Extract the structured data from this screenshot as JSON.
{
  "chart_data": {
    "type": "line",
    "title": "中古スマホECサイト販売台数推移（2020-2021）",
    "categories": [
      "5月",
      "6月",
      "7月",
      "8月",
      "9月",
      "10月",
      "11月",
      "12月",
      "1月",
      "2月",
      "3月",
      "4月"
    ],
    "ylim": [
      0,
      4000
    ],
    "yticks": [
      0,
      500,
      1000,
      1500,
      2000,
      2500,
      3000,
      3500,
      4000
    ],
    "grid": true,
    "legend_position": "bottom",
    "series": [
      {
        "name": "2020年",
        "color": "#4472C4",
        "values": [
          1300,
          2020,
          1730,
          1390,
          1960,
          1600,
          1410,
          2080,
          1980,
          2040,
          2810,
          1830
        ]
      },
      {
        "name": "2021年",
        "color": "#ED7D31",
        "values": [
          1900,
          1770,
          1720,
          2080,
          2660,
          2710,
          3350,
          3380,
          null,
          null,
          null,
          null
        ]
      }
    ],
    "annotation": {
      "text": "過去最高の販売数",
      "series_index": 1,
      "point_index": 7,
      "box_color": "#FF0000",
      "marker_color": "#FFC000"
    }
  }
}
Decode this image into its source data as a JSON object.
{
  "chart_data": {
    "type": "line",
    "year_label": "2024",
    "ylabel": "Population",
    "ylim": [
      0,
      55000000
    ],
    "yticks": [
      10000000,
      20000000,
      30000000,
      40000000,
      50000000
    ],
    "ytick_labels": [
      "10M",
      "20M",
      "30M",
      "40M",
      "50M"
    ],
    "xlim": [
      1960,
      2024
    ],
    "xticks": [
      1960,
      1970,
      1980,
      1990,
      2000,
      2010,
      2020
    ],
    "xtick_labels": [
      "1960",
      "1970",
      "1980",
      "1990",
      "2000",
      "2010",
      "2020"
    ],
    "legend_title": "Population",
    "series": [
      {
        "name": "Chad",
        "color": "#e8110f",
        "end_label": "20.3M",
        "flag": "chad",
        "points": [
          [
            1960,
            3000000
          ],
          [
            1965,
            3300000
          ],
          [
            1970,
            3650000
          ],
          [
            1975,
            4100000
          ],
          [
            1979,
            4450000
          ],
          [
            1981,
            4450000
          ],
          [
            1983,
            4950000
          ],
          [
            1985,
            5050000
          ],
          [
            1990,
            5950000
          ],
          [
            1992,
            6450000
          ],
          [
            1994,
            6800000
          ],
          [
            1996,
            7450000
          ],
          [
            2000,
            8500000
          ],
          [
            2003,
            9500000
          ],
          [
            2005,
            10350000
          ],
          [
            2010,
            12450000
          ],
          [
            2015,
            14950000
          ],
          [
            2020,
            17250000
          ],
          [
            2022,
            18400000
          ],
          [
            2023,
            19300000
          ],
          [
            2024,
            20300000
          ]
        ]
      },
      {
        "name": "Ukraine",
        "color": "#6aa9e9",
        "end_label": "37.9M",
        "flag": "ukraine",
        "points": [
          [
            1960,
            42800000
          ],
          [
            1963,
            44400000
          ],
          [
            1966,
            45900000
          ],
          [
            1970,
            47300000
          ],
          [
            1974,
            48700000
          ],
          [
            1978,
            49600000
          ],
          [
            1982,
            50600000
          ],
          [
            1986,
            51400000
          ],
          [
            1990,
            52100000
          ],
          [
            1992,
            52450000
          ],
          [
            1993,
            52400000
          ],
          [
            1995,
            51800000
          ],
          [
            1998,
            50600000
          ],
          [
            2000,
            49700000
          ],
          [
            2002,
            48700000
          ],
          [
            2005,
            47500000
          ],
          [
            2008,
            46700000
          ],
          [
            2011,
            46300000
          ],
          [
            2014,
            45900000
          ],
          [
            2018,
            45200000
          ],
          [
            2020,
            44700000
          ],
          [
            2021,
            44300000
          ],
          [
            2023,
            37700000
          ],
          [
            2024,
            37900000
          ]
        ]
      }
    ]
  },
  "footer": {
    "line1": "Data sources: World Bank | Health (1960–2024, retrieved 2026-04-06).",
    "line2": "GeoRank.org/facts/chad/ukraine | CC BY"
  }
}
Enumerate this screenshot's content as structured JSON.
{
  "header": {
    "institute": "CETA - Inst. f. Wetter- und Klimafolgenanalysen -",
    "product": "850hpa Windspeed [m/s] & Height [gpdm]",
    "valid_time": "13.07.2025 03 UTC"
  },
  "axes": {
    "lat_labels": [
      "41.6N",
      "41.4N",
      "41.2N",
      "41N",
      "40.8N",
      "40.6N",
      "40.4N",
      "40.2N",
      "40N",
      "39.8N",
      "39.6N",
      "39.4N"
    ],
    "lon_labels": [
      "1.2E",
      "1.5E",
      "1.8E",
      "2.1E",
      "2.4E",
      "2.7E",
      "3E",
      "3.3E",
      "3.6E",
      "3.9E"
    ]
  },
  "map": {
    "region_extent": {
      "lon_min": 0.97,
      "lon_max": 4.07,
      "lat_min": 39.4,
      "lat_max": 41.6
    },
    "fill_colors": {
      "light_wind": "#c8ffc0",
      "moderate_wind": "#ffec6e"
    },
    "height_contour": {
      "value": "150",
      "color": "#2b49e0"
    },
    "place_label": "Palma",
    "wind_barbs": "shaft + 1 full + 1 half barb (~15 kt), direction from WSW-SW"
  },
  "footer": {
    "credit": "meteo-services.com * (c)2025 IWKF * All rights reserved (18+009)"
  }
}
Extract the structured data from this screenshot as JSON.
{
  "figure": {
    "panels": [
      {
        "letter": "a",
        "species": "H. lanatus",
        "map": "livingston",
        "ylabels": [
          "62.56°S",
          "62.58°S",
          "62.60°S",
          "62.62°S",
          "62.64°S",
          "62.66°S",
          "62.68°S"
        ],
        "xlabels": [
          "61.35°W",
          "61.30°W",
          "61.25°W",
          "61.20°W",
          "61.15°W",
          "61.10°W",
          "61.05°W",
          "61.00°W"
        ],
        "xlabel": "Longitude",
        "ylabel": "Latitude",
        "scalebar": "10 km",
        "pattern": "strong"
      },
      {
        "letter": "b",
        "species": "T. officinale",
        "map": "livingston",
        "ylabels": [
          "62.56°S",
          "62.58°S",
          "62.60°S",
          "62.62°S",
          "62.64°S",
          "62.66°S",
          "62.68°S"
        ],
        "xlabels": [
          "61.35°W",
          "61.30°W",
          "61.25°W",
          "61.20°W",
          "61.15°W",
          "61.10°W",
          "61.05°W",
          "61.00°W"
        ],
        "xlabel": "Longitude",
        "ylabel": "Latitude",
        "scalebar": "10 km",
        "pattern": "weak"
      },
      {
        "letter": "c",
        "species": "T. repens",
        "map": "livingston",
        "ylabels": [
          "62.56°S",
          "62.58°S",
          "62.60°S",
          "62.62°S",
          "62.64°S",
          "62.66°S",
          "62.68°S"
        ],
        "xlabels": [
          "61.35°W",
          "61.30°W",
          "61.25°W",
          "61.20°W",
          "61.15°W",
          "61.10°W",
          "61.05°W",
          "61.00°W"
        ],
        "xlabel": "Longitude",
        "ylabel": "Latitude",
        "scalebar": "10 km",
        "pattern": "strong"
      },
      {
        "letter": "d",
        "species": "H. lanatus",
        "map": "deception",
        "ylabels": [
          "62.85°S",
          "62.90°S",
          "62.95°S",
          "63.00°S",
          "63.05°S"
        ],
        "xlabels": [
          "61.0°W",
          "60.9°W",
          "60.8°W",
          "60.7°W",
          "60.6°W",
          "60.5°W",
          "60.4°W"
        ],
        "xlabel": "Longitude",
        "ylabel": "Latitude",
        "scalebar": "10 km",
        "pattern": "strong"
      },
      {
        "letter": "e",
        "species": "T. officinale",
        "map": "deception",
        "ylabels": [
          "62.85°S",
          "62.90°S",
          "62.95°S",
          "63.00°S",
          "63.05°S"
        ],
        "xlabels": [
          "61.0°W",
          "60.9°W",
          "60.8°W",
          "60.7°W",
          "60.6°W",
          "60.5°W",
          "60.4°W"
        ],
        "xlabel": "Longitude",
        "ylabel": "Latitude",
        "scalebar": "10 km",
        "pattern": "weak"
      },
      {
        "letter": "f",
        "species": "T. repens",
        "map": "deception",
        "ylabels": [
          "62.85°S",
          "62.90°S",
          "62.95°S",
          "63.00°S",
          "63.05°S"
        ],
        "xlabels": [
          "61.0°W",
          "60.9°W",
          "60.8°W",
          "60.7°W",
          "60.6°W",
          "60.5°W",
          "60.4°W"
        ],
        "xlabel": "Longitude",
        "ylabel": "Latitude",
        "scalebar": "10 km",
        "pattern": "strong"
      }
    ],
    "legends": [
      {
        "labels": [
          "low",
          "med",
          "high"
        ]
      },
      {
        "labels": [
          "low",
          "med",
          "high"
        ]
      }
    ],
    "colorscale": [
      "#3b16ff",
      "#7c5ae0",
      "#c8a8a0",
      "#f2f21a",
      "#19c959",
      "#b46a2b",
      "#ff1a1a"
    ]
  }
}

****

Respond with the number of lines containing "name" and no additional words.

Expected output:
4